(Rows from a figure dataset)

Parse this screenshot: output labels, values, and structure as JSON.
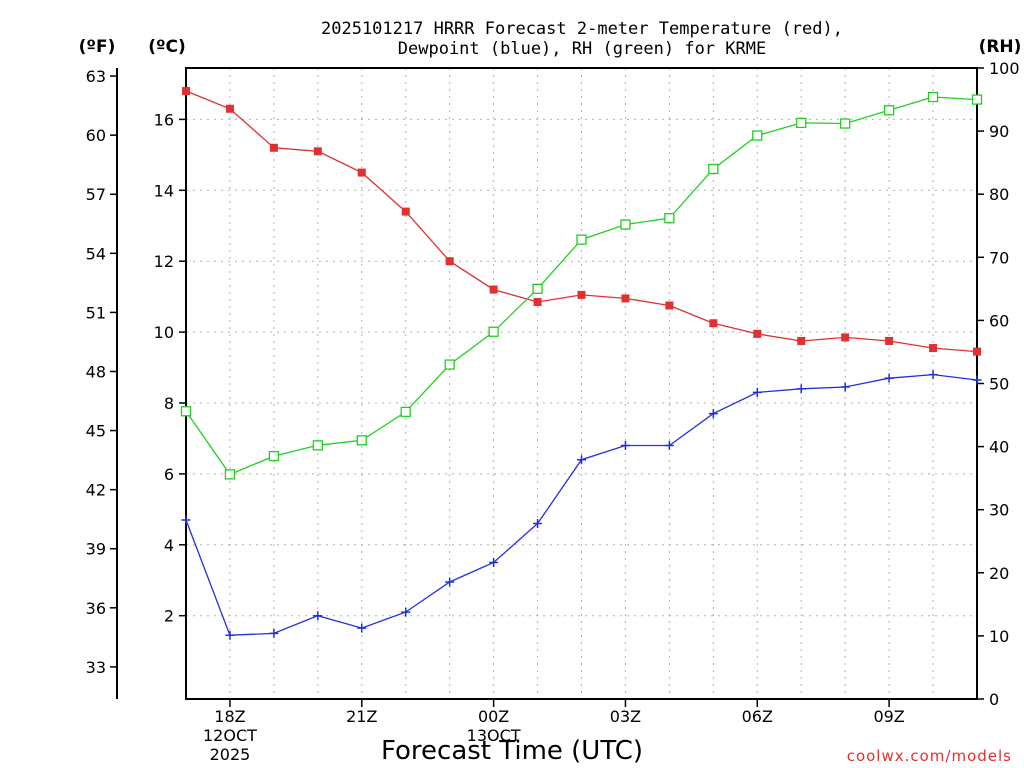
{
  "chart_data": {
    "type": "line",
    "title": [
      "2025101217 HRRR Forecast 2-meter Temperature (red),",
      "Dewpoint (blue), RH (green) for KRME"
    ],
    "xlabel": "Forecast Time (UTC)",
    "credit": "coolwx.com/models",
    "axes": {
      "left_outer_unit": "(ºF)",
      "left_inner_unit": "(ºC)",
      "right_unit": "(RH)",
      "celsius_range": [
        -0.35,
        17.45
      ],
      "fahrenheit_ticks": [
        "33",
        "36",
        "39",
        "42",
        "45",
        "48",
        "51",
        "54",
        "57",
        "60",
        "63"
      ],
      "celsius_ticks": [
        "2",
        "4",
        "6",
        "8",
        "10",
        "12",
        "14",
        "16"
      ],
      "rh_range": [
        0,
        100
      ],
      "rh_ticks": [
        "0",
        "10",
        "20",
        "30",
        "40",
        "50",
        "60",
        "70",
        "80",
        "90",
        "100"
      ]
    },
    "x_hours": [
      17,
      18,
      19,
      20,
      21,
      22,
      23,
      24,
      25,
      26,
      27,
      28,
      29,
      30,
      31,
      32,
      33,
      34,
      35
    ],
    "x_range": [
      17,
      35
    ],
    "x_ticks": [
      {
        "hour": 18,
        "lines": [
          "18Z",
          "12OCT",
          "2025"
        ]
      },
      {
        "hour": 21,
        "lines": [
          "21Z"
        ]
      },
      {
        "hour": 24,
        "lines": [
          "00Z",
          "13OCT"
        ]
      },
      {
        "hour": 27,
        "lines": [
          "03Z"
        ]
      },
      {
        "hour": 30,
        "lines": [
          "06Z"
        ]
      },
      {
        "hour": 33,
        "lines": [
          "09Z"
        ]
      }
    ],
    "series": [
      {
        "name": "Temperature",
        "axis": "celsius",
        "color": "#e03030",
        "marker": "filled-square",
        "values": [
          16.8,
          16.3,
          15.2,
          15.1,
          14.5,
          13.4,
          12.0,
          11.2,
          10.85,
          11.05,
          10.95,
          10.75,
          10.25,
          9.95,
          9.75,
          9.85,
          9.75,
          9.55,
          9.45
        ]
      },
      {
        "name": "Dewpoint",
        "axis": "celsius",
        "color": "#2030e0",
        "marker": "plus",
        "values": [
          4.7,
          1.45,
          1.5,
          2.0,
          1.65,
          2.1,
          2.95,
          3.5,
          4.6,
          6.4,
          6.8,
          6.8,
          7.7,
          8.3,
          8.4,
          8.45,
          8.7,
          8.8,
          8.65
        ]
      },
      {
        "name": "RH",
        "axis": "rh",
        "color": "#20d020",
        "marker": "open-square",
        "values": [
          45.6,
          35.6,
          38.5,
          40.2,
          41.0,
          45.5,
          53.0,
          58.2,
          65.0,
          72.8,
          75.2,
          76.2,
          84.0,
          89.3,
          91.3,
          91.2,
          93.3,
          95.4,
          95.0
        ]
      }
    ]
  }
}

* Task brief
Report the number of lines in the entries above that include the string "name". Give nothing but the number.

* Solution below
3